━━ Verilen metin
Çevremizdeki yanlışlıkları, yanlış düşünen insanları uyarma ihtiyacı duyduğumuz kimseleri, durumları menfi hareket etmeden nasıl yapabiliriz?

Cevap

Değerli Kardeşimiz;

Evvelâ, müspet hareket; hikmete uygun, muktezayı hale münasip olarak hareket etmek demektir. Zillet içinde olmak veya haksızlık karşısında uysal olmak, müspet hareket etmek manasına gelmiyor. Halin gereği ne ise ona uygun bir tavır almak müspet hareketin en temel esasıdır.

Rıza-yı İlâhî için gayret göstermek müsbet; riya, gösteriş ve menfaat için çalışmak menfîdir. Hizmet-i imaniyye müsbet; küfür ve dalâlete, isyan ve sefahete çalışmak menfîdir.
━━━━
━━ Satır listesi
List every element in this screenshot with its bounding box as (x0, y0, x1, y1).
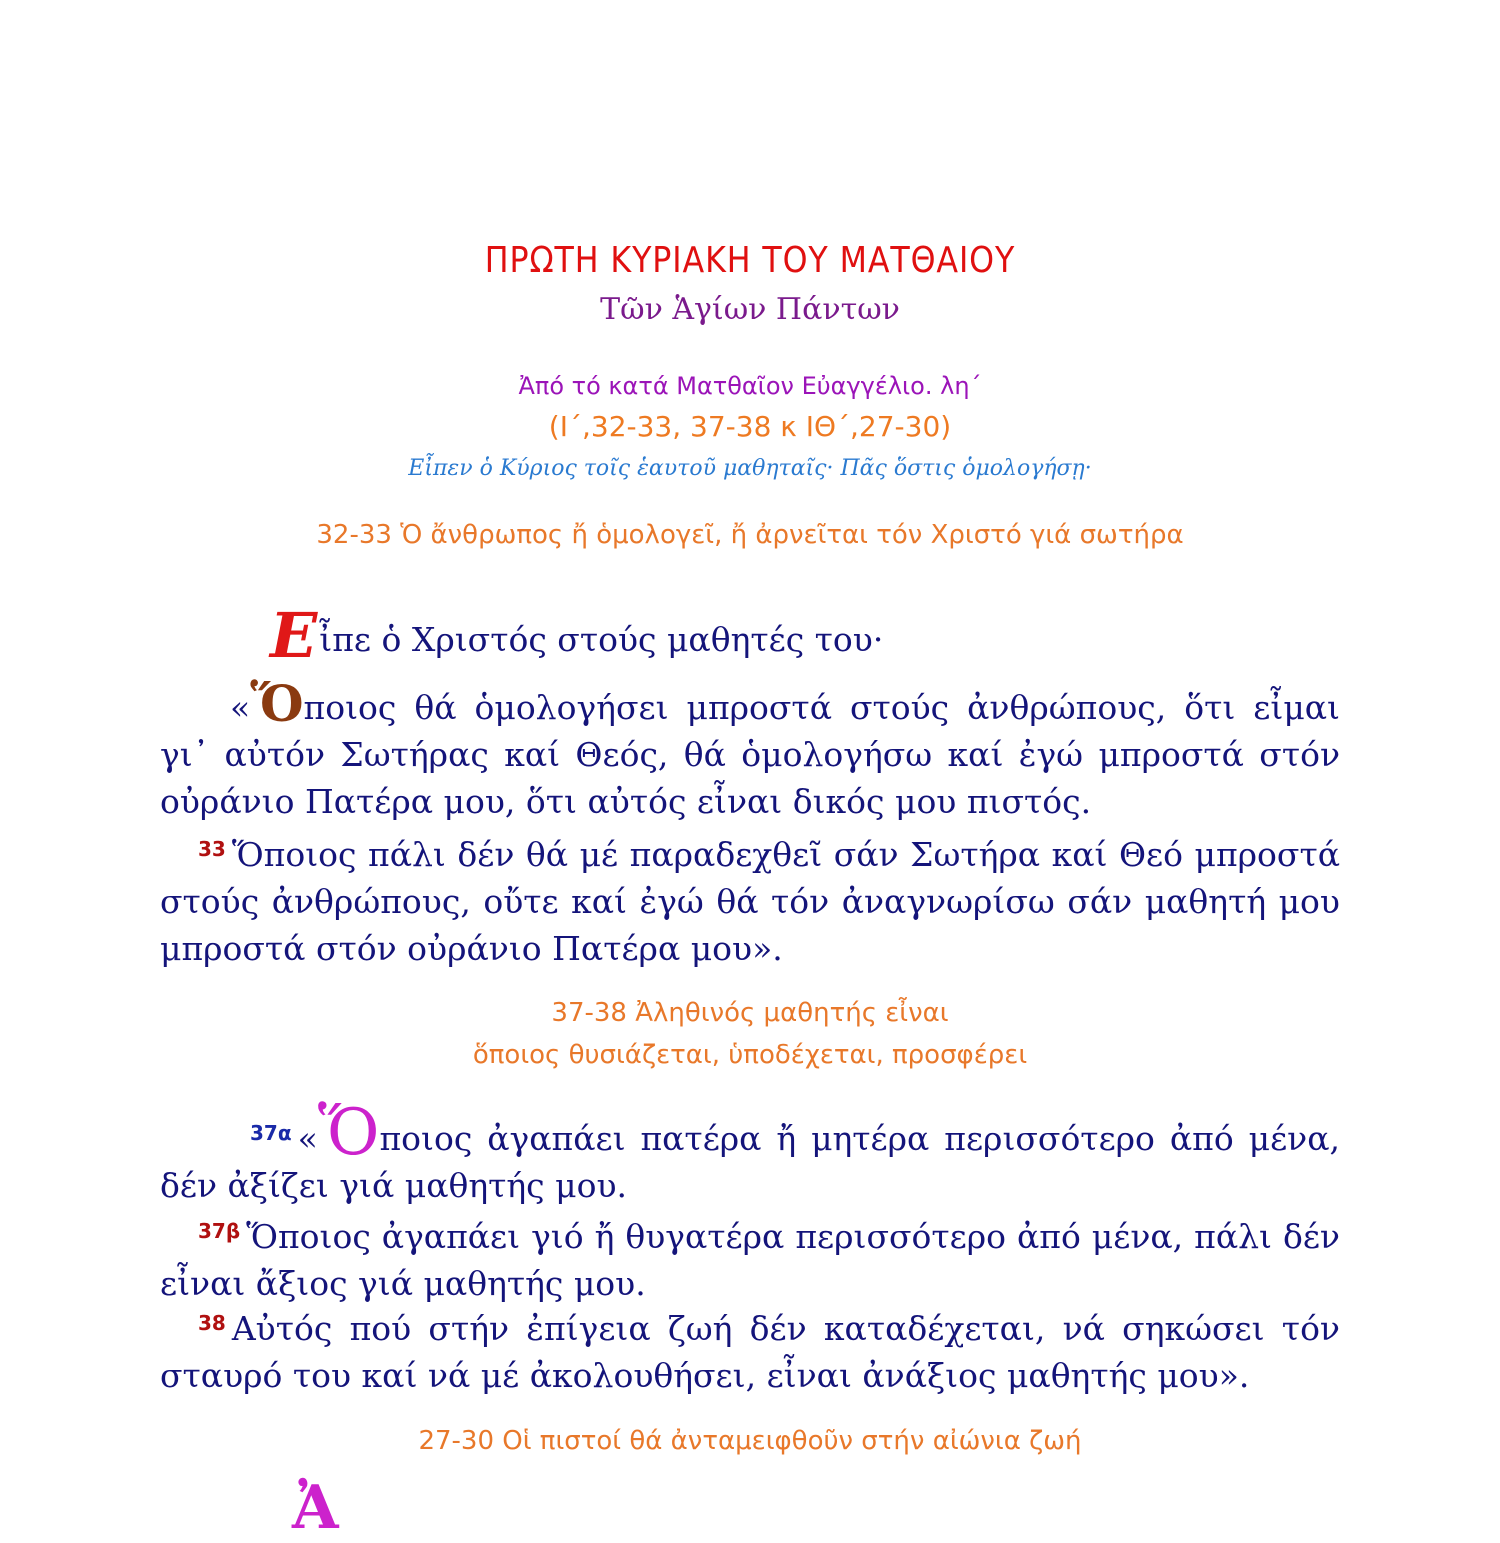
verse-initial-cut: Ἀ (292, 1473, 339, 1543)
verse-number: 33 (198, 837, 226, 861)
verse-block-38 (160, 1300, 1340, 1399)
section-heading-1: 32-33 Ὁ ἄνθρωπος ἤ ὁμολογεῖ, ἤ ἀρνεῖται τόν Χριστό γιά σωτήρα (316, 520, 1184, 550)
scripture-reference: (Ι΄,32-33, 37-38 κ ΙΘ΄,27-30) (548, 410, 952, 443)
verse-block-37a (160, 1096, 1340, 1209)
verse-block-32 (160, 674, 1340, 825)
decorative-initial-icon: Ε (270, 599, 318, 672)
verse-text: ποιος ἀγαπάει πατέρα ἤ μητέρα περισσότερο ἀπό μένα, δέν ἀξίζει γιά μαθητής μου. (160, 1119, 1340, 1205)
verse-number: 37α (250, 1121, 292, 1145)
verse-initial: Ὅ (317, 1096, 380, 1170)
verse-number: 37β (198, 1219, 241, 1243)
verse-block-33 (160, 826, 1340, 972)
verse-text: Αὐτός πού στήν ἐπίγεια ζωή δέν καταδέχεται, νά σηκώσει τόν σταυρό του καί νά μέ ἀκολουθήσει, εἶναι ἀνάξιος μαθητής μου». (160, 1309, 1340, 1395)
section-heading-2-line1: 37-38 Ἀληθινός μαθητής εἶναι (551, 998, 949, 1028)
open-quote: « (297, 1119, 318, 1158)
open-quote: « (230, 688, 251, 727)
verse-text: ποιος θά ὁμολογήσει μπροστά στούς ἀνθρώπους, ὅτι εἶμαι γι᾽ αὐτόν Σωτήρας καί Θεός, θά ὁμολογήσω καί ἐγώ μπροστά στόν οὐράνιο Πατέρα μου, ὅτι αὐτός εἶναι δικός μου πιστός. (160, 688, 1340, 821)
intro-line: Εἶπεν ὁ Κύριος τοῖς ἑαυτοῦ μαθηταῖς· Πᾶς ὅστις ὁμολογήσῃ· (408, 456, 1092, 481)
section-heading-3: 27-30 Οἱ πιστοί θά ἀνταμειφθοῦν στήν αἰώνια ζωή (418, 1426, 1082, 1456)
page-title: ΠΡΩΤΗ ΚΥΡΙΑΚΗ ΤΟΥ ΜΑΤΘΑΙΟΥ (484, 240, 1016, 281)
verse-block-37b (160, 1208, 1340, 1307)
gospel-source: Ἀπό τό κατά Ματθαῖον Εὐαγγέλιο. λη΄ (518, 372, 982, 400)
opening-line (270, 599, 884, 672)
section-heading-2-line2: ὅποιος θυσιάζεται, ὑποδέχεται, προσφέρει (472, 1040, 1028, 1070)
verse-number: 38 (198, 1311, 226, 1335)
verse-initial: Ὅ (250, 674, 304, 733)
verse-text: Ὅποιος ἀγαπάει γιό ἤ θυγατέρα περισσότερο ἀπό μένα, πάλι δέν εἶναι ἄξιος γιά μαθητής μου. (160, 1217, 1340, 1303)
verse-text: Ὅποιος πάλι δέν θά μέ παραδεχθεῖ σάν Σωτήρα καί Θεό μπροστά στούς ἀνθρώπους, οὔτε καί ἐγώ θά τόν ἀναγνωρίσω σάν μαθητή μου μπροστά στόν οὐράνιο Πατέρα μου». (160, 835, 1340, 968)
page-subtitle: Τῶν Ἁγίων Πάντων (600, 292, 900, 327)
opening-text: ἶπε ὁ Χριστός στούς μαθητές του· (319, 620, 884, 659)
━━━━
Alıştırma görevleri:
1. Müspet hareket metnine göre müspet hareketin en temel esası nedir?
2. Müspet hareket metninde "Değerli Kardeşimiz;" ile başlayıp "en temel esasıdır." sözlerine kadar süren bölümü aynen kopyala.
Bu alıştırmada satırlar kullanılmıyor.

Son cevaplar:
1. Halin gereği ne ise ona uygun bir tavır almak.

2.
Değerli Kardeşimiz;

Evvelâ, müspet hareket; hikmete uygun, muktezayı hale münasip olarak hareket etmek demektir. Zillet içinde olmak veya haksızlık karşısında uysal olmak, müspet hareket etmek manasına gelmiyor. Halin gereği ne ise ona uygun bir tavır almak müspet hareketin en temel esasıdır.